- _Your instructions_: Would you transcribe the listing that follows, character for character, and omit its images?
--- Start of Supplied information ---
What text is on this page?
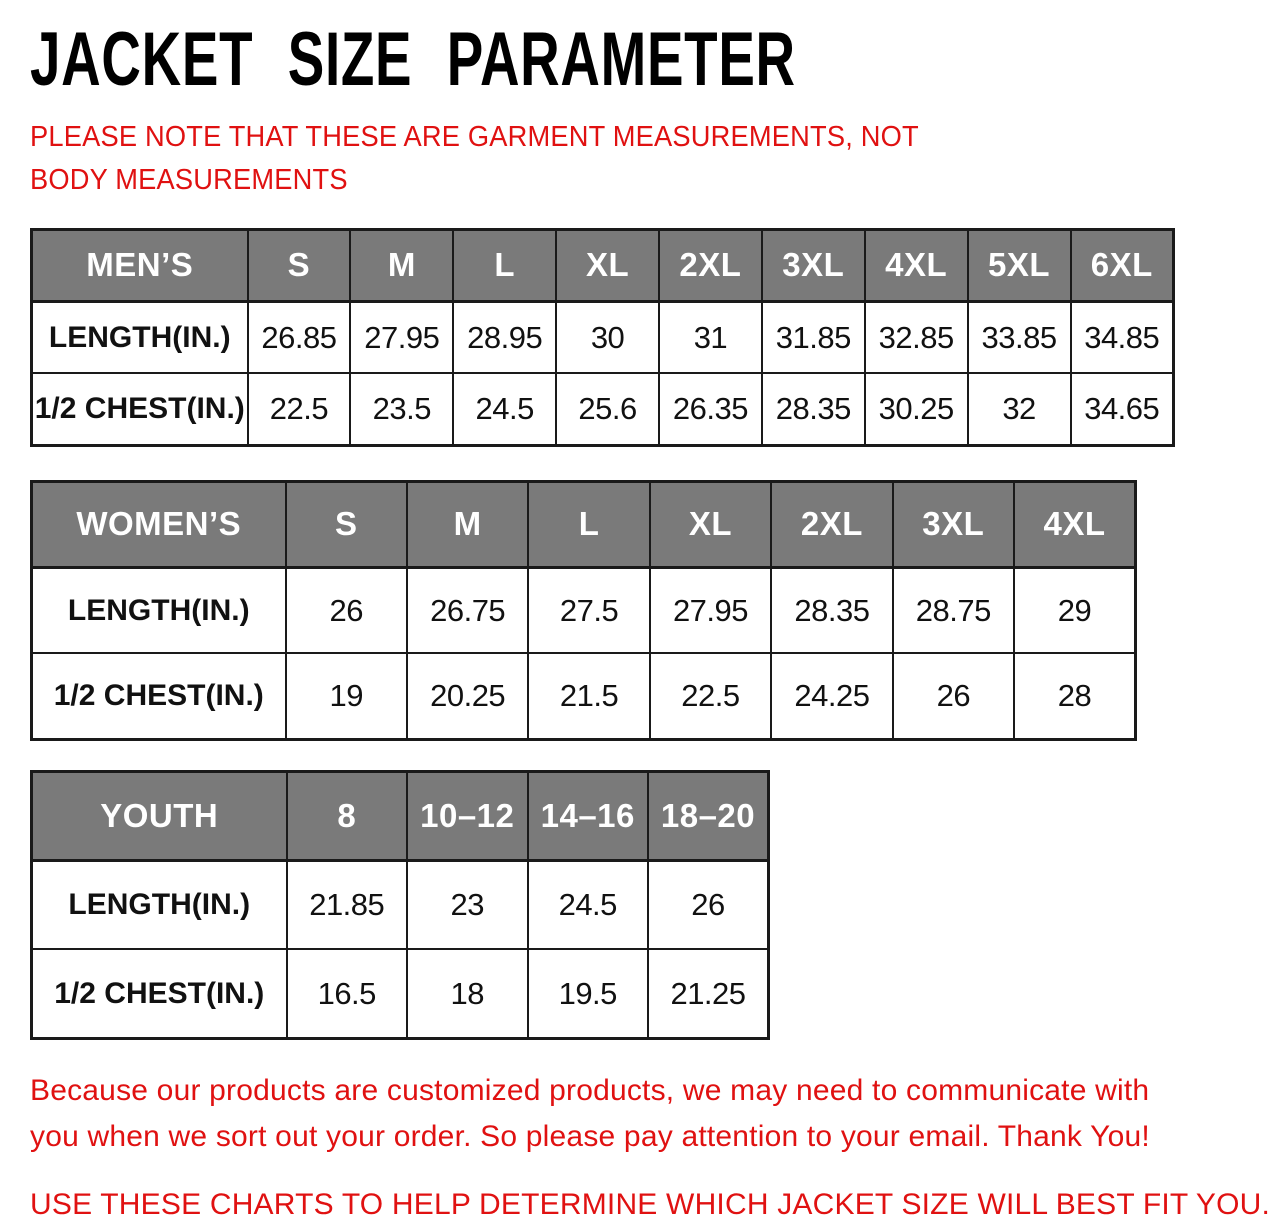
JACKET SIZE PARAMETER

PLEASE NOTE THAT THESE ARE GARMENT MEASUREMENTS, NOT BODY MEASUREMENTS

MEN’S	S	M	L	XL	2XL	3XL	4XL	5XL	6XL
LENGTH(IN.)	26.85	27.95	28.95	30	31	31.85	32.85	33.85	34.85
1/2 CHEST(IN.)	22.5	23.5	24.5	25.6	26.35	28.35	30.25	32	34.65
WOMEN’S	S	M	L	XL	2XL	3XL	4XL
LENGTH(IN.)	26	26.75	27.5	27.95	28.35	28.75	29
1/2 CHEST(IN.)	19	20.25	21.5	22.5	24.25	26	28
YOUTH	8	10–12	14–16	18–20
LENGTH(IN.)	21.85	23	24.5	26
1/2 CHEST(IN.)	16.5	18	19.5	21.25

Because our products are customized products, we may need to communicate with you when we sort out your order. So please pay attention to your email. Thank You!

USE THESE CHARTS TO HELP DETERMINE WHICH JACKET SIZE WILL BEST FIT YOU.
--- End of Supplied information ---
- _Correct output_:
What text is on this page?
JACKET SIZE PARAMETER

PLEASE NOTE THAT THESE ARE GARMENT MEASUREMENTS, NOT BODY MEASUREMENTS

MEN’S	S	M	L	XL	2XL	3XL	4XL	5XL	6XL
LENGTH(IN.)	26.85	27.95	28.95	30	31	31.85	32.85	33.85	34.85
1/2 CHEST(IN.)	22.5	23.5	24.5	25.6	26.35	28.35	30.25	32	34.65
WOMEN’S	S	M	L	XL	2XL	3XL	4XL
LENGTH(IN.)	26	26.75	27.5	27.95	28.35	28.75	29
1/2 CHEST(IN.)	19	20.25	21.5	22.5	24.25	26	28
YOUTH	8	10–12	14–16	18–20
LENGTH(IN.)	21.85	23	24.5	26
1/2 CHEST(IN.)	16.5	18	19.5	21.25

Because our products are customized products, we may need to communicate with you when we sort out your order. So please pay attention to your email. Thank You!

USE THESE CHARTS TO HELP DETERMINE WHICH JACKET SIZE WILL BEST FIT YOU.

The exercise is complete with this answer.